(WHAT NEEDS TO BE DONE) Go through the entries below and retype them exactly, omitting each picture.
--- GIVEN RECORDS ---
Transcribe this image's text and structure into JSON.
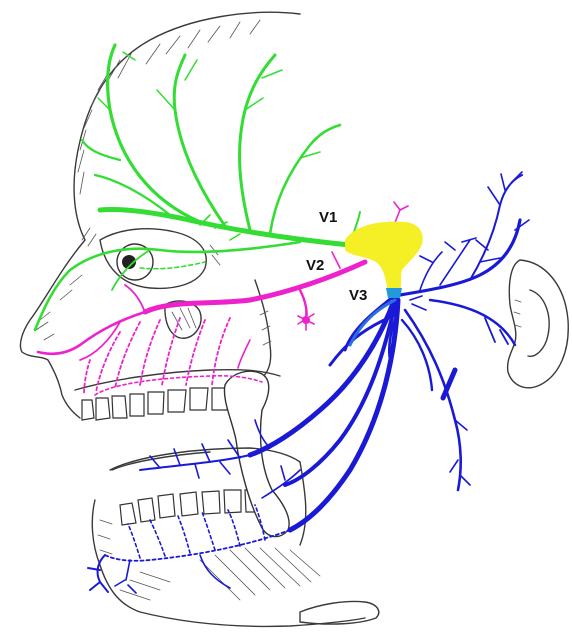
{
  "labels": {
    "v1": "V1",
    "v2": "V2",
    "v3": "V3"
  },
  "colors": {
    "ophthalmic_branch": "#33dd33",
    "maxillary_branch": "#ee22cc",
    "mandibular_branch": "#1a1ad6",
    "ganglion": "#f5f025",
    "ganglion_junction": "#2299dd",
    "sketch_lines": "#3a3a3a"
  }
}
---
(COMPLETE ANSWER)
Transcribe this image's text and structure into JSON.
{
  "labels": {
    "v1": "V1",
    "v2": "V2",
    "v3": "V3"
  },
  "colors": {
    "ophthalmic_branch": "#33dd33",
    "maxillary_branch": "#ee22cc",
    "mandibular_branch": "#1a1ad6",
    "ganglion": "#f5f025",
    "ganglion_junction": "#2299dd",
    "sketch_lines": "#3a3a3a"
  }
}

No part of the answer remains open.